DIRECTIONS: In the entries below, count every line containing "believe". Return the number and nothing else.

----

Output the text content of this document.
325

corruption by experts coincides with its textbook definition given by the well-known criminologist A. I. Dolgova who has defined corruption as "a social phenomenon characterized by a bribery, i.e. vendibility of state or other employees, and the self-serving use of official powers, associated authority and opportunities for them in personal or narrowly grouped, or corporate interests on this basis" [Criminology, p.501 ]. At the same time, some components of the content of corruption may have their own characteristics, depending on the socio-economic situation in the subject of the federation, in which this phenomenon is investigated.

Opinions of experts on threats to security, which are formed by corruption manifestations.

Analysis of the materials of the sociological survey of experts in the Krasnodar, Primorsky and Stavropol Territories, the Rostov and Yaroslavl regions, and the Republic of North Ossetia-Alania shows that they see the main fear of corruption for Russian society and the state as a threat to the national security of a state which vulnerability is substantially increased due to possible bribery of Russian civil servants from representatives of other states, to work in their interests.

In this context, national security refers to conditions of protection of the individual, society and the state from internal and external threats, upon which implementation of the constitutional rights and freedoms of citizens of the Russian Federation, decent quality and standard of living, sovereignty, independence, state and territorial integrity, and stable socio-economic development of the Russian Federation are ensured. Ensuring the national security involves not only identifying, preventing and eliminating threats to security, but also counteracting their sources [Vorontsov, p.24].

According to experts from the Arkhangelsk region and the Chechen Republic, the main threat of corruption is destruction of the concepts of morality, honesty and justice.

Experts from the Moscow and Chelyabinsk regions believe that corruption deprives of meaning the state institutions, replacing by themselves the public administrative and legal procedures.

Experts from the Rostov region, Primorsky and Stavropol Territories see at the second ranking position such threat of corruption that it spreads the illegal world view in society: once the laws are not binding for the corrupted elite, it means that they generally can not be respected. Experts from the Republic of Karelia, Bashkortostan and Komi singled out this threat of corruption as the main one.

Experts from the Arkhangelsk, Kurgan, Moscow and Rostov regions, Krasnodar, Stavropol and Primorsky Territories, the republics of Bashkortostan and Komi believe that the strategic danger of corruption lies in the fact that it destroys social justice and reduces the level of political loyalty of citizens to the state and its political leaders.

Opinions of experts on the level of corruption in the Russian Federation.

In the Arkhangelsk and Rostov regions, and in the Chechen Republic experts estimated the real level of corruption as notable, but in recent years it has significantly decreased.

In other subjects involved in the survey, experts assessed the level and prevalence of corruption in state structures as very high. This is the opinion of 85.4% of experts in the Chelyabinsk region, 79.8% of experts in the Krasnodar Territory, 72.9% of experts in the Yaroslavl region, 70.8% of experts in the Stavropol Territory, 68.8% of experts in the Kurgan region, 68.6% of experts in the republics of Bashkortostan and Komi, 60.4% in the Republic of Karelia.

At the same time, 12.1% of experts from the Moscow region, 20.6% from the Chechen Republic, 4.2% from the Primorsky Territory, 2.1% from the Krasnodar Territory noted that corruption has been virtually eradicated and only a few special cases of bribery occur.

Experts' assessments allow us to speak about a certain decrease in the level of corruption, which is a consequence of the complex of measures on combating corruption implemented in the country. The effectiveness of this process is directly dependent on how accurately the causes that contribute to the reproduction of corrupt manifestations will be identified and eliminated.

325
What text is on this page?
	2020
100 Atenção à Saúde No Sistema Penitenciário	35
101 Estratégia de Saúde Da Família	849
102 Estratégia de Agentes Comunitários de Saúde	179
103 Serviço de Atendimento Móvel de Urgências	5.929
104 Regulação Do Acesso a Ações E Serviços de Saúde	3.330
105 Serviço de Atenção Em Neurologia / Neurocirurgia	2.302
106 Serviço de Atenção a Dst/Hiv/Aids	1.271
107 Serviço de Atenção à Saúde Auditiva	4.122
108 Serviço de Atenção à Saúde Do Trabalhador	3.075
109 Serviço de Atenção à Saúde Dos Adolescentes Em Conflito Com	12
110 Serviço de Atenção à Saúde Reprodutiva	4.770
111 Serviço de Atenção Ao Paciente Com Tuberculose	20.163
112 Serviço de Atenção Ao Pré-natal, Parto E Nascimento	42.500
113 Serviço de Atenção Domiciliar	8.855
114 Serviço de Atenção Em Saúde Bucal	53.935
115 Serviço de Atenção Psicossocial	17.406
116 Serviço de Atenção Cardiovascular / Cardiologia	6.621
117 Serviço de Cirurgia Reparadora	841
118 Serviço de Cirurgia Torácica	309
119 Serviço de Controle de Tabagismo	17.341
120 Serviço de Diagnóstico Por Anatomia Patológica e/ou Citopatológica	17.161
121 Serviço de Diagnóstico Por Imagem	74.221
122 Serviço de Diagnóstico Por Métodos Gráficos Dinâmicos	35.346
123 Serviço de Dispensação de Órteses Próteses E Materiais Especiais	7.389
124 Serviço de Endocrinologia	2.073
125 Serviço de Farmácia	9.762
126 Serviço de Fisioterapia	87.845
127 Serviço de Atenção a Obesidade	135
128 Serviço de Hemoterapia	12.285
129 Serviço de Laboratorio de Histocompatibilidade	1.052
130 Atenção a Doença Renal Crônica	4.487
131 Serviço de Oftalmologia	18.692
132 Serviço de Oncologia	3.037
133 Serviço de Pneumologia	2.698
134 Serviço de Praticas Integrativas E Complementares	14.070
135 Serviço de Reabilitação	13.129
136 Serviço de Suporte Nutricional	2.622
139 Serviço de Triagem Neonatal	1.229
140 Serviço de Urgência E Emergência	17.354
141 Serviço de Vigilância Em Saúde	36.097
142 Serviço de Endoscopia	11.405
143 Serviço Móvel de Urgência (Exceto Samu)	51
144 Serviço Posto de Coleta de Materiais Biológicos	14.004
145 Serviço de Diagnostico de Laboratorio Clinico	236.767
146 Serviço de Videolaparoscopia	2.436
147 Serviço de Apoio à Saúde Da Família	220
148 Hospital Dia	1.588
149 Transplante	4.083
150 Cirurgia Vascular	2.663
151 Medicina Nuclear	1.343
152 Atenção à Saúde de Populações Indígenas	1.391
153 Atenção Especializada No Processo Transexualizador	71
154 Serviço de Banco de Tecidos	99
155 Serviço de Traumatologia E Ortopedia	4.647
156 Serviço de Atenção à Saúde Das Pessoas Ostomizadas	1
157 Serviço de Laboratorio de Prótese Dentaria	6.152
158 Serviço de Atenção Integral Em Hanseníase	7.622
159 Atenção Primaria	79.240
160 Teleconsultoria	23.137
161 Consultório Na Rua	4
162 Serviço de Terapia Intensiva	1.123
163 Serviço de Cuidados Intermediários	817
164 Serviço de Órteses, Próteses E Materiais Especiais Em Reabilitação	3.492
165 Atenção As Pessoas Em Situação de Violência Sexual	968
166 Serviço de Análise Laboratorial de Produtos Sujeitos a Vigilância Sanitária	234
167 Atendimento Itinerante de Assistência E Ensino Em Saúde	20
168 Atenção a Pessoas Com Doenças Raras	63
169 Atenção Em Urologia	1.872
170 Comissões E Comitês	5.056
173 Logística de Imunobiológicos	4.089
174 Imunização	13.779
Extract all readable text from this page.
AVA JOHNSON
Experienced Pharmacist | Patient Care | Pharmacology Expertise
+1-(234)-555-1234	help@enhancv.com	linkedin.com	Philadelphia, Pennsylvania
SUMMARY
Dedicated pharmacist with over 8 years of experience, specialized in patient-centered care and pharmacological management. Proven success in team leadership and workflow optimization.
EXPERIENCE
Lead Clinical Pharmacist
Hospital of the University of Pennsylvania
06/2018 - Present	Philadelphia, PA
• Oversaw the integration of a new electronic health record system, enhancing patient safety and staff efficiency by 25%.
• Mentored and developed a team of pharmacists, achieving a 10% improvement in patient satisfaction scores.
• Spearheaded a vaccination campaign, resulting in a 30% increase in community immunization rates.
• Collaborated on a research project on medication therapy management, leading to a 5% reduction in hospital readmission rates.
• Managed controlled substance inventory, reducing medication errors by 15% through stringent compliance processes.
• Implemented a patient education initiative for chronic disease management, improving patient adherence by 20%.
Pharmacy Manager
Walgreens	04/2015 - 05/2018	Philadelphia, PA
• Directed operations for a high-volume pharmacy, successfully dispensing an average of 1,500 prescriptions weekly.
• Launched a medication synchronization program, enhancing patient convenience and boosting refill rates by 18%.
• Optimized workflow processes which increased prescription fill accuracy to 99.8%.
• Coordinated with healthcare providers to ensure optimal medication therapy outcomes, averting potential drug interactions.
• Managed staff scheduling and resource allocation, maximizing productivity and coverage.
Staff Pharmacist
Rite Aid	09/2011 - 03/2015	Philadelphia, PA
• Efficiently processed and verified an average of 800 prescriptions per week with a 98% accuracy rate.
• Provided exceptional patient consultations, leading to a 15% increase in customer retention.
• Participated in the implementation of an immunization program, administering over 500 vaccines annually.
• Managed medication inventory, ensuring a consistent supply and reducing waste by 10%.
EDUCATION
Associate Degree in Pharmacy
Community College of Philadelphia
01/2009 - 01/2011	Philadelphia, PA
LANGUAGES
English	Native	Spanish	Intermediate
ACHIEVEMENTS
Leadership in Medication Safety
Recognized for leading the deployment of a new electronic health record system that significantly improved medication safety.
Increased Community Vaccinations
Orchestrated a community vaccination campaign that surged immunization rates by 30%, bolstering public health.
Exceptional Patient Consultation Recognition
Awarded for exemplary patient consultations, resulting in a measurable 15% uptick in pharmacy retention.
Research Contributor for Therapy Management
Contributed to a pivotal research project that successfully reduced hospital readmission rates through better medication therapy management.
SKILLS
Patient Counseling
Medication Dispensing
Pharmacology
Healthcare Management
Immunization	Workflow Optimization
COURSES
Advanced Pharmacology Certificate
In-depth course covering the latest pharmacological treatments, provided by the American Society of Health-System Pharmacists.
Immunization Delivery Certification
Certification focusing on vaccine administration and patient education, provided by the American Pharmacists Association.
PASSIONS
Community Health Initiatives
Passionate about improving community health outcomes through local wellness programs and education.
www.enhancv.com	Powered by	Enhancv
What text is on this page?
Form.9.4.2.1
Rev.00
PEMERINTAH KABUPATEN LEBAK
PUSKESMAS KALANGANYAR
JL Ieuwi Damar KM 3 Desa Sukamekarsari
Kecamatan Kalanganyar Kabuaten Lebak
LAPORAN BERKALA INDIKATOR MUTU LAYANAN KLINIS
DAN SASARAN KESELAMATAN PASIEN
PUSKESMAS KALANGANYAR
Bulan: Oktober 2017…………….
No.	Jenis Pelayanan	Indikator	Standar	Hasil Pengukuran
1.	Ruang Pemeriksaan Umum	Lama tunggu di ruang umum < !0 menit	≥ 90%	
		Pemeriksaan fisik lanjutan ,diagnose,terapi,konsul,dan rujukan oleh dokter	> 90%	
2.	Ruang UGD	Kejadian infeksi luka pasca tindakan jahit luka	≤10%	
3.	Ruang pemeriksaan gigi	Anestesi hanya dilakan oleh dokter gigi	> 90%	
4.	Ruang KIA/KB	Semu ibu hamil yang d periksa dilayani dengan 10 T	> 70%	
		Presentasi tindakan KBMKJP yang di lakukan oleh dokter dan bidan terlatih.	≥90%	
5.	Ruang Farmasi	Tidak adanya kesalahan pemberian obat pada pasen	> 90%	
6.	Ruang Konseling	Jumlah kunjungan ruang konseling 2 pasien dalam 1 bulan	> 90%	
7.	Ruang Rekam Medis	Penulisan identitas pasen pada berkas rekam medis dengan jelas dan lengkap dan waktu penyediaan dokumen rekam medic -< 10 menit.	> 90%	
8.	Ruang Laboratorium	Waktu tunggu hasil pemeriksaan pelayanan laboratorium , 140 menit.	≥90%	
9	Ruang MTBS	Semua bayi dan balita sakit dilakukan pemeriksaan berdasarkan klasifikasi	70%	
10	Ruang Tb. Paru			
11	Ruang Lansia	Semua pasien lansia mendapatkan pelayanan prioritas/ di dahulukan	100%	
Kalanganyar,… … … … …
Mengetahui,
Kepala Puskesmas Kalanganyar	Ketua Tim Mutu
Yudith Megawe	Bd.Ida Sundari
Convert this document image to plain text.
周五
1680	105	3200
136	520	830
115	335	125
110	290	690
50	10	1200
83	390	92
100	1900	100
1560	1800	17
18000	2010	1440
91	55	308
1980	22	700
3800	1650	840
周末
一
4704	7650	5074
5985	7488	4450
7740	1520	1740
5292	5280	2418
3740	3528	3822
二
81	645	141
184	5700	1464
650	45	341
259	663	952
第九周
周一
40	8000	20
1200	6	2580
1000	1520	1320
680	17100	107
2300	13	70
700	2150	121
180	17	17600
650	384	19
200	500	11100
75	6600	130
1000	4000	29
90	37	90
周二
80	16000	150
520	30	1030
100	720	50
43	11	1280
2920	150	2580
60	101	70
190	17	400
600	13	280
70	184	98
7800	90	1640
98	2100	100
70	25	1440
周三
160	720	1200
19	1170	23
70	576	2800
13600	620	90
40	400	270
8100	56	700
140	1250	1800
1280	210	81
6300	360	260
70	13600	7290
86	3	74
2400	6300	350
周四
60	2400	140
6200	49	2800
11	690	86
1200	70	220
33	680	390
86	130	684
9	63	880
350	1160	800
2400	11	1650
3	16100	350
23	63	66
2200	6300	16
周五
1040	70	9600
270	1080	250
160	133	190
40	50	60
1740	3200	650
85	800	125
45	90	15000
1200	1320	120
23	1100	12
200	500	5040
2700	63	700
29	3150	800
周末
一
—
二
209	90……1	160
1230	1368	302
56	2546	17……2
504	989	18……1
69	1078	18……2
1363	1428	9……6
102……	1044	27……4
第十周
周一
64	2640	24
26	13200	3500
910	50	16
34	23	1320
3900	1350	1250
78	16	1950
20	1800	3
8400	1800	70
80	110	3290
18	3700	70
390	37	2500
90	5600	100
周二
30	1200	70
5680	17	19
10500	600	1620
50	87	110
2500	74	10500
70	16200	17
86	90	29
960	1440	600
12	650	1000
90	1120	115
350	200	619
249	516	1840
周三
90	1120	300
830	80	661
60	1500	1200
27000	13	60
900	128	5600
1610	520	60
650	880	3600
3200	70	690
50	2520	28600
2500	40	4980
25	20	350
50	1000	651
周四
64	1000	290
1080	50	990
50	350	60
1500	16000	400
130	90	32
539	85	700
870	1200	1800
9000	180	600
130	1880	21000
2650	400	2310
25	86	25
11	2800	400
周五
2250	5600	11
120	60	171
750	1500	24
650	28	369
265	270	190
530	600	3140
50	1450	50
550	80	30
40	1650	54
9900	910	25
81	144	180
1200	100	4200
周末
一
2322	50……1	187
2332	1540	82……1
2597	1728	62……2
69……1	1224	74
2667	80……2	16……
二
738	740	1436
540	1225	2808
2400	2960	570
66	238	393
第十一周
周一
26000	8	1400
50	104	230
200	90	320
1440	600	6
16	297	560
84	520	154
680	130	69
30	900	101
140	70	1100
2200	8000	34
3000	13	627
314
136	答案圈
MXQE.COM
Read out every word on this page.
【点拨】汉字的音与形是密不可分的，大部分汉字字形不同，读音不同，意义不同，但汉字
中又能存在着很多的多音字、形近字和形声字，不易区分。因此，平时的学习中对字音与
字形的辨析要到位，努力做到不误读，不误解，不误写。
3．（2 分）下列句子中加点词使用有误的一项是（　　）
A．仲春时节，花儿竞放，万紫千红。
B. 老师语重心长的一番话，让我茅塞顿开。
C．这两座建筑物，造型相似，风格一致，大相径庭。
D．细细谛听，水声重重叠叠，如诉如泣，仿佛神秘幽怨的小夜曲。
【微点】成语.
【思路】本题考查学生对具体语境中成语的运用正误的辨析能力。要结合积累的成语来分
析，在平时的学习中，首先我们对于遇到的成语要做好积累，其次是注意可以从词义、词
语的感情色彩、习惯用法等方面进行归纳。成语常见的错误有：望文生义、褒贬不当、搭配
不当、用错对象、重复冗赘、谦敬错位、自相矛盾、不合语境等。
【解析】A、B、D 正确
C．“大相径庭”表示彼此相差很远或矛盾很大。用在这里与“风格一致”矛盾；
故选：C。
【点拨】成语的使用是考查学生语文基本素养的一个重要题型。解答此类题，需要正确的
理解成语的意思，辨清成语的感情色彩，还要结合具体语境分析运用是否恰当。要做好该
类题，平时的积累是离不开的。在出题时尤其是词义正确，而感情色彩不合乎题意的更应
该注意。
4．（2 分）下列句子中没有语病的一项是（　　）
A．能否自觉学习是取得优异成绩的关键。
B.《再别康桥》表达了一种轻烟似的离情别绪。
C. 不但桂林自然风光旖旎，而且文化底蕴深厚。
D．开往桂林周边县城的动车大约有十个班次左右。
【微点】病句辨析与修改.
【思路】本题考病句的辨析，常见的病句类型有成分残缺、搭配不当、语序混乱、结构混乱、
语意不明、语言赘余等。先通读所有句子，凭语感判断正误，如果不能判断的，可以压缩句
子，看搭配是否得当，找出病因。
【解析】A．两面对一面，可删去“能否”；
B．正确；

----

TASK RESPONSE: 2